▶ _Provided data_
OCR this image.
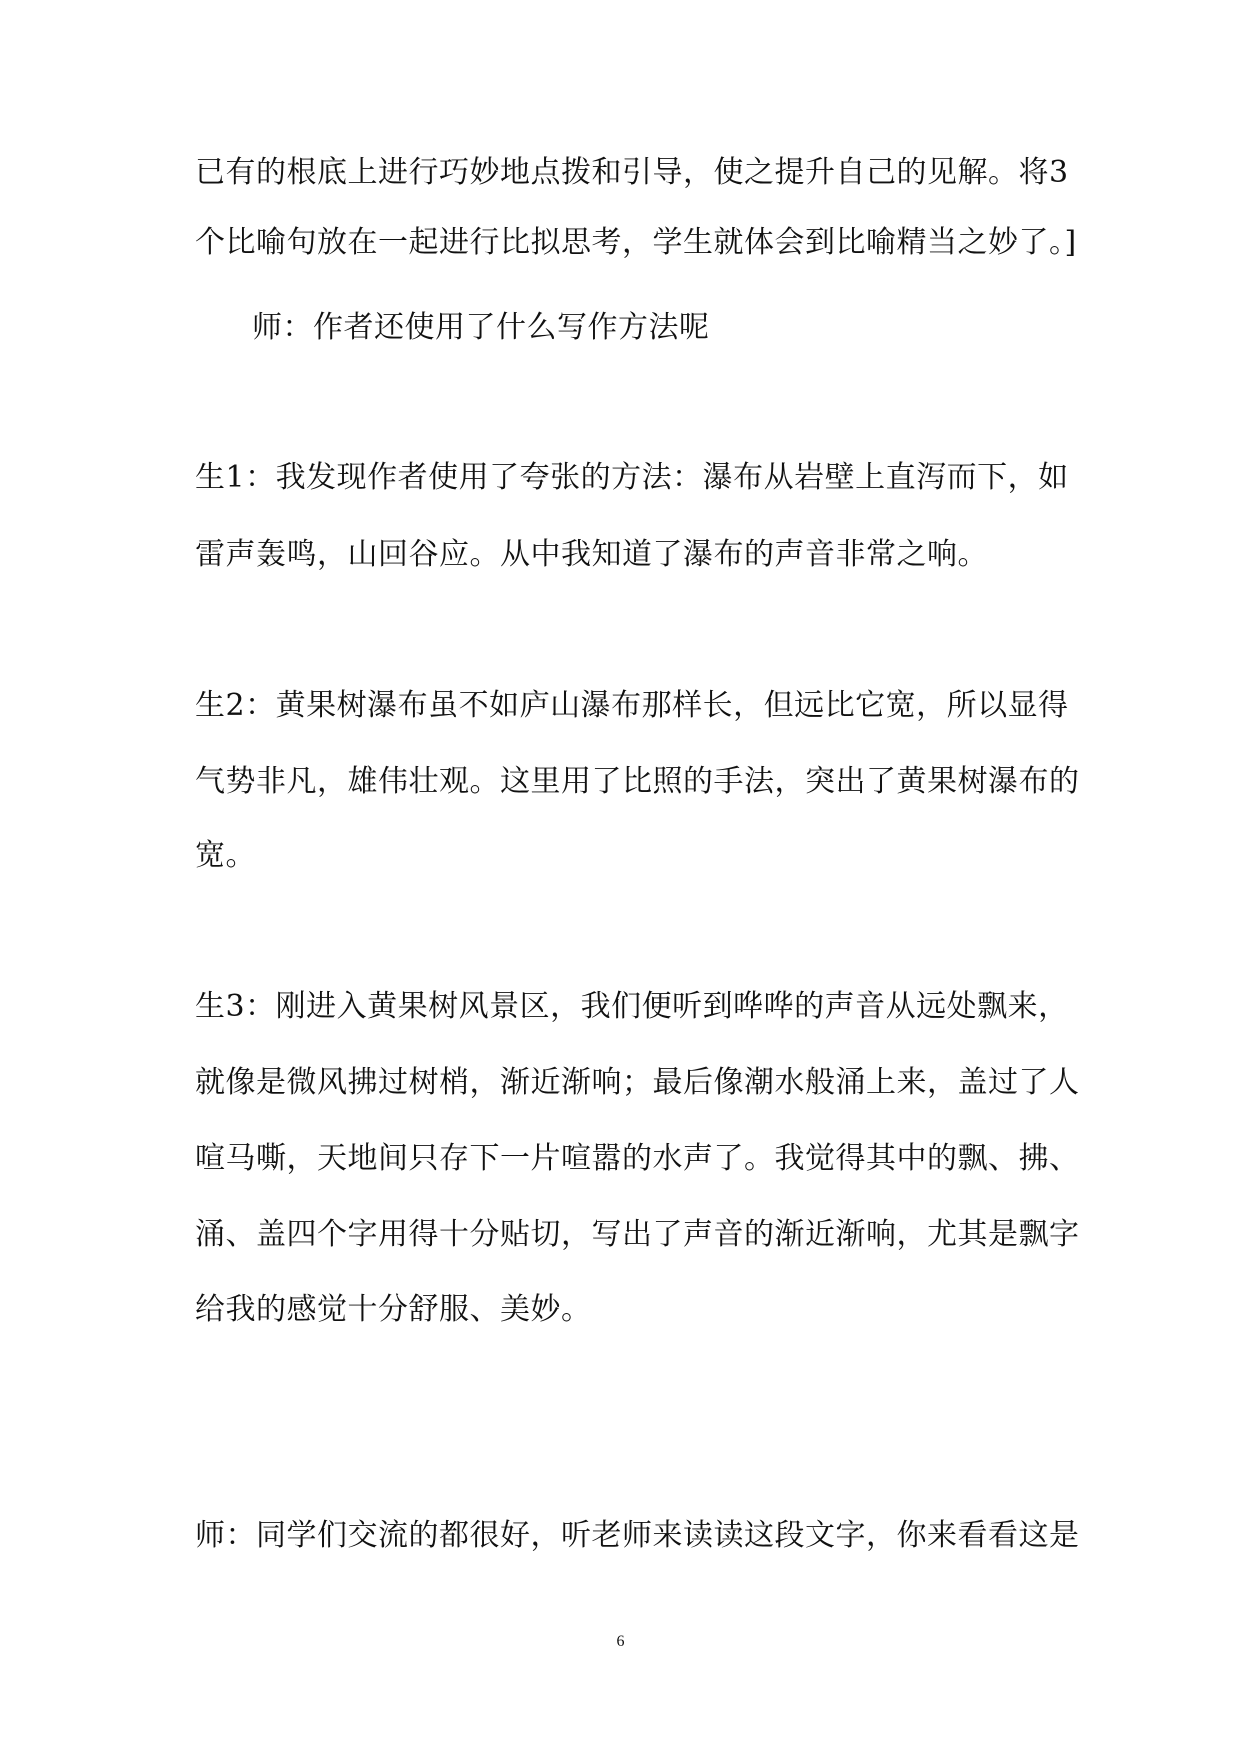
已有的根底上进行巧妙地点拨和引导，使之提升自己的见解。将3
个比喻句放在一起进行比拟思考，学生就体会到比喻精当之妙了。]
师：作者还使用了什么写作方法呢
生1：我发现作者使用了夸张的方法：瀑布从岩壁上直泻而下，如
雷声轰鸣，山回谷应。从中我知道了瀑布的声音非常之响。
生2：黄果树瀑布虽不如庐山瀑布那样长，但远比它宽，所以显得
气势非凡，雄伟壮观。这里用了比照的手法，突出了黄果树瀑布的
宽。
生3：刚进入黄果树风景区，我们便听到哗哗的声音从远处飘来，
就像是微风拂过树梢，渐近渐响；最后像潮水般涌上来，盖过了人
喧马嘶，天地间只存下一片喧嚣的水声了。我觉得其中的飘、拂、
涌、盖四个字用得十分贴切，写出了声音的渐近渐响，尤其是飘字
给我的感觉十分舒服、美妙。
师：同学们交流的都很好，听老师来读读这段文字，你来看看这是
6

▶ _Task prompt_
The listing above must be printed again exactly, minus its pictures.

▶ _Task solution_
OCR this image.
已有的根底上进行巧妙地点拨和引导，使之提升自己的见解。将3
个比喻句放在一起进行比拟思考，学生就体会到比喻精当之妙了。]
师：作者还使用了什么写作方法呢
生1：我发现作者使用了夸张的方法：瀑布从岩壁上直泻而下，如
雷声轰鸣，山回谷应。从中我知道了瀑布的声音非常之响。
生2：黄果树瀑布虽不如庐山瀑布那样长，但远比它宽，所以显得
气势非凡，雄伟壮观。这里用了比照的手法，突出了黄果树瀑布的
宽。
生3：刚进入黄果树风景区，我们便听到哗哗的声音从远处飘来，
就像是微风拂过树梢，渐近渐响；最后像潮水般涌上来，盖过了人
喧马嘶，天地间只存下一片喧嚣的水声了。我觉得其中的飘、拂、
涌、盖四个字用得十分贴切，写出了声音的渐近渐响，尤其是飘字
给我的感觉十分舒服、美妙。
师：同学们交流的都很好，听老师来读读这段文字，你来看看这是
6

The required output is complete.